Data entries:

========

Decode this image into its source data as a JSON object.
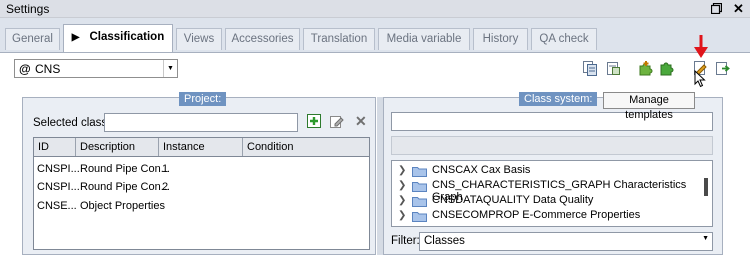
{
  "window": {
    "title": "Settings"
  },
  "tabs": [
    "General",
    "Classification",
    "Views",
    "Accessories",
    "Translation",
    "Media variable",
    "History",
    "QA check"
  ],
  "catalog": {
    "prefix": "@",
    "value": "CNS"
  },
  "project": {
    "title": "Project:",
    "selected_classes_label": "Selected classes",
    "columns": [
      "ID",
      "Description",
      "Instance",
      "Condition"
    ],
    "rows": [
      {
        "id": "CNSPI...",
        "description": "Round Pipe Con...",
        "instance": "1",
        "condition": ""
      },
      {
        "id": "CNSPI...",
        "description": "Round Pipe Con...",
        "instance": "2",
        "condition": ""
      },
      {
        "id": "CNSE...",
        "description": "Object Properties",
        "instance": "",
        "condition": ""
      }
    ]
  },
  "class_system": {
    "title": "Class system:",
    "items": [
      "CNSCAX Cax Basis",
      "CNS_CHARACTERISTICS_GRAPH Characteristics Graph",
      "CNSDATAQUALITY Data Quality",
      "CNSECOMPROP E-Commerce Properties"
    ],
    "filter_label": "Filter:",
    "filter_value": "Classes"
  },
  "tooltip": "Manage templates",
  "icons": {
    "toolbar": [
      "copy-icon",
      "paste-icon",
      "puzzle-add-icon",
      "puzzle-icon",
      "manage-templates-icon",
      "export-icon"
    ],
    "grid": [
      "add-icon",
      "edit-icon",
      "delete-icon"
    ]
  },
  "colors": {
    "accent": "#6f93c1",
    "arrow": "#e0151b",
    "panel_bg": "#eaeef4"
  }
}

========

* [Instructions for the task]
Extract all the data above exactly, excluding every picture.

* [Written answer]
Decode this image into its source data as a JSON object.
{
  "window": {
    "title": "Settings"
  },
  "tabs": [
    "General",
    "Classification",
    "Views",
    "Accessories",
    "Translation",
    "Media variable",
    "History",
    "QA check"
  ],
  "catalog": {
    "prefix": "@",
    "value": "CNS"
  },
  "project": {
    "title": "Project:",
    "selected_classes_label": "Selected classes",
    "columns": [
      "ID",
      "Description",
      "Instance",
      "Condition"
    ],
    "rows": [
      {
        "id": "CNSPI...",
        "description": "Round Pipe Con...",
        "instance": "1",
        "condition": ""
      },
      {
        "id": "CNSPI...",
        "description": "Round Pipe Con...",
        "instance": "2",
        "condition": ""
      },
      {
        "id": "CNSE...",
        "description": "Object Properties",
        "instance": "",
        "condition": ""
      }
    ]
  },
  "class_system": {
    "title": "Class system:",
    "items": [
      "CNSCAX Cax Basis",
      "CNS_CHARACTERISTICS_GRAPH Characteristics Graph",
      "CNSDATAQUALITY Data Quality",
      "CNSECOMPROP E-Commerce Properties"
    ],
    "filter_label": "Filter:",
    "filter_value": "Classes"
  },
  "tooltip": "Manage templates",
  "icons": {
    "toolbar": [
      "copy-icon",
      "paste-icon",
      "puzzle-add-icon",
      "puzzle-icon",
      "manage-templates-icon",
      "export-icon"
    ],
    "grid": [
      "add-icon",
      "edit-icon",
      "delete-icon"
    ]
  },
  "colors": {
    "accent": "#6f93c1",
    "arrow": "#e0151b",
    "panel_bg": "#eaeef4"
  }
}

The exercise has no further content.